Dataset records
++++++
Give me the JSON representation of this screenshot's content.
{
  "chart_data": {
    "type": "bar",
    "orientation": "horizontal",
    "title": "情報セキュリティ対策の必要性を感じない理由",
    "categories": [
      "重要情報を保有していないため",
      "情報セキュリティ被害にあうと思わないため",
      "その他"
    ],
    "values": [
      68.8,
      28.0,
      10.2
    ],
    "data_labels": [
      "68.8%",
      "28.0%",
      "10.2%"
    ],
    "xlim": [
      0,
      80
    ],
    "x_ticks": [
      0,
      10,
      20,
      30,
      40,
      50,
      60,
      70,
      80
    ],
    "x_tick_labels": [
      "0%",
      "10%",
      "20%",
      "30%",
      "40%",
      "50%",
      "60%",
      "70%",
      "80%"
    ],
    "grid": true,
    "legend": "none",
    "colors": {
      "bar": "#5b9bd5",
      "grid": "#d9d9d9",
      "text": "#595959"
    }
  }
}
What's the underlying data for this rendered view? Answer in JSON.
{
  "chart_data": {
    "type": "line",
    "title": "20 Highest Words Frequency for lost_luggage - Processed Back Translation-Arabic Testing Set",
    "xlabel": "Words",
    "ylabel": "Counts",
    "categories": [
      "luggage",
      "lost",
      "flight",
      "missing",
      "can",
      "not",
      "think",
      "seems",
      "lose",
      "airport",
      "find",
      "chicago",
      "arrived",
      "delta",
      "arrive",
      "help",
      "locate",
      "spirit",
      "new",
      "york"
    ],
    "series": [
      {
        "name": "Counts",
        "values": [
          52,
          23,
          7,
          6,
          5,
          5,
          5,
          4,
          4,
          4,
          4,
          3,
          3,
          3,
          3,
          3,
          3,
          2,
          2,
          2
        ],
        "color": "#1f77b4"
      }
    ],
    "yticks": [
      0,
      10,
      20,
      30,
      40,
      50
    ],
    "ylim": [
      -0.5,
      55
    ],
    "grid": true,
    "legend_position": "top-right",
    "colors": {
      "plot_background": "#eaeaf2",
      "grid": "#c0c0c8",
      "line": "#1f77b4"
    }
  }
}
++++++
Return the listing above in its exact form.

The output
Give me the JSON representation of this screenshot's content.
{
  "chart_data": {
    "type": "bar",
    "orientation": "horizontal",
    "title": "情報セキュリティ対策の必要性を感じない理由",
    "categories": [
      "重要情報を保有していないため",
      "情報セキュリティ被害にあうと思わないため",
      "その他"
    ],
    "values": [
      68.8,
      28.0,
      10.2
    ],
    "data_labels": [
      "68.8%",
      "28.0%",
      "10.2%"
    ],
    "xlim": [
      0,
      80
    ],
    "x_ticks": [
      0,
      10,
      20,
      30,
      40,
      50,
      60,
      70,
      80
    ],
    "x_tick_labels": [
      "0%",
      "10%",
      "20%",
      "30%",
      "40%",
      "50%",
      "60%",
      "70%",
      "80%"
    ],
    "grid": true,
    "legend": "none",
    "colors": {
      "bar": "#5b9bd5",
      "grid": "#d9d9d9",
      "text": "#595959"
    }
  }
}
What's the underlying data for this rendered view? Answer in JSON.
{
  "chart_data": {
    "type": "line",
    "title": "20 Highest Words Frequency for lost_luggage - Processed Back Translation-Arabic Testing Set",
    "xlabel": "Words",
    "ylabel": "Counts",
    "categories": [
      "luggage",
      "lost",
      "flight",
      "missing",
      "can",
      "not",
      "think",
      "seems",
      "lose",
      "airport",
      "find",
      "chicago",
      "arrived",
      "delta",
      "arrive",
      "help",
      "locate",
      "spirit",
      "new",
      "york"
    ],
    "series": [
      {
        "name": "Counts",
        "values": [
          52,
          23,
          7,
          6,
          5,
          5,
          5,
          4,
          4,
          4,
          4,
          3,
          3,
          3,
          3,
          3,
          3,
          2,
          2,
          2
        ],
        "color": "#1f77b4"
      }
    ],
    "yticks": [
      0,
      10,
      20,
      30,
      40,
      50
    ],
    "ylim": [
      -0.5,
      55
    ],
    "grid": true,
    "legend_position": "top-right",
    "colors": {
      "plot_background": "#eaeaf2",
      "grid": "#c0c0c8",
      "line": "#1f77b4"
    }
  }
}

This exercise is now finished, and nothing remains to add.